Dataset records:
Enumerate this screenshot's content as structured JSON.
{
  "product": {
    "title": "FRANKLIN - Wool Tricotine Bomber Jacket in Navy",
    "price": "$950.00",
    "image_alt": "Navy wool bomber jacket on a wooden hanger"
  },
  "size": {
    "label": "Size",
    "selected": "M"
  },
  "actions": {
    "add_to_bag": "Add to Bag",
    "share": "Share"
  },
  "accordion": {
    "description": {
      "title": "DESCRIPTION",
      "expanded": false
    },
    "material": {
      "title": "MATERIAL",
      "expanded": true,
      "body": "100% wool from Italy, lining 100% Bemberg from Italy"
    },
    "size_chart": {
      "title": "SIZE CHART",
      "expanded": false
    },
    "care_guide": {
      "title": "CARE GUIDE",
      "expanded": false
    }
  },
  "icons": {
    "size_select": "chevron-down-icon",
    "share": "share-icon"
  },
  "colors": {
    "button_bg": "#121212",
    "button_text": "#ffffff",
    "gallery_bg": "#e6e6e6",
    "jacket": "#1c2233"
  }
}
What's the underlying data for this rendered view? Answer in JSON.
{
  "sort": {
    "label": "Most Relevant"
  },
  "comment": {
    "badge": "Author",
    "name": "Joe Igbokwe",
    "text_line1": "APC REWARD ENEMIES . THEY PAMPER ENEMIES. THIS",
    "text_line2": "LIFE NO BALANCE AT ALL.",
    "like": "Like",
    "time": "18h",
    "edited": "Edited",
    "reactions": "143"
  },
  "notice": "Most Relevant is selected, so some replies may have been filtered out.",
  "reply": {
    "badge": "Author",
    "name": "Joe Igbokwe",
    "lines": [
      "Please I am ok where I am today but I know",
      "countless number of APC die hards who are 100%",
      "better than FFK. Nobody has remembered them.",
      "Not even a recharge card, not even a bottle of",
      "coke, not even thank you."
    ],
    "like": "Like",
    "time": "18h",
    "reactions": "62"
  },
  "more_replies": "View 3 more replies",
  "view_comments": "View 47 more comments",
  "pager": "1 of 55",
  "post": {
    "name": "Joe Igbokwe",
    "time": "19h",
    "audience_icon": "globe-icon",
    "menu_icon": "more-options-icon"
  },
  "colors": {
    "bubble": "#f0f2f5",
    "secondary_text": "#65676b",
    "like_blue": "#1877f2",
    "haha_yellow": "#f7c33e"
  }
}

• [Work to do]: Go through the listing and print each line exactly as it appears.

• [The reply]:
Enumerate this screenshot's content as structured JSON.
{
  "product": {
    "title": "FRANKLIN - Wool Tricotine Bomber Jacket in Navy",
    "price": "$950.00",
    "image_alt": "Navy wool bomber jacket on a wooden hanger"
  },
  "size": {
    "label": "Size",
    "selected": "M"
  },
  "actions": {
    "add_to_bag": "Add to Bag",
    "share": "Share"
  },
  "accordion": {
    "description": {
      "title": "DESCRIPTION",
      "expanded": false
    },
    "material": {
      "title": "MATERIAL",
      "expanded": true,
      "body": "100% wool from Italy, lining 100% Bemberg from Italy"
    },
    "size_chart": {
      "title": "SIZE CHART",
      "expanded": false
    },
    "care_guide": {
      "title": "CARE GUIDE",
      "expanded": false
    }
  },
  "icons": {
    "size_select": "chevron-down-icon",
    "share": "share-icon"
  },
  "colors": {
    "button_bg": "#121212",
    "button_text": "#ffffff",
    "gallery_bg": "#e6e6e6",
    "jacket": "#1c2233"
  }
}
What's the underlying data for this rendered view? Answer in JSON.
{
  "sort": {
    "label": "Most Relevant"
  },
  "comment": {
    "badge": "Author",
    "name": "Joe Igbokwe",
    "text_line1": "APC REWARD ENEMIES . THEY PAMPER ENEMIES. THIS",
    "text_line2": "LIFE NO BALANCE AT ALL.",
    "like": "Like",
    "time": "18h",
    "edited": "Edited",
    "reactions": "143"
  },
  "notice": "Most Relevant is selected, so some replies may have been filtered out.",
  "reply": {
    "badge": "Author",
    "name": "Joe Igbokwe",
    "lines": [
      "Please I am ok where I am today but I know",
      "countless number of APC die hards who are 100%",
      "better than FFK. Nobody has remembered them.",
      "Not even a recharge card, not even a bottle of",
      "coke, not even thank you."
    ],
    "like": "Like",
    "time": "18h",
    "reactions": "62"
  },
  "more_replies": "View 3 more replies",
  "view_comments": "View 47 more comments",
  "pager": "1 of 55",
  "post": {
    "name": "Joe Igbokwe",
    "time": "19h",
    "audience_icon": "globe-icon",
    "menu_icon": "more-options-icon"
  },
  "colors": {
    "bubble": "#f0f2f5",
    "secondary_text": "#65676b",
    "like_blue": "#1877f2",
    "haha_yellow": "#f7c33e"
  }
}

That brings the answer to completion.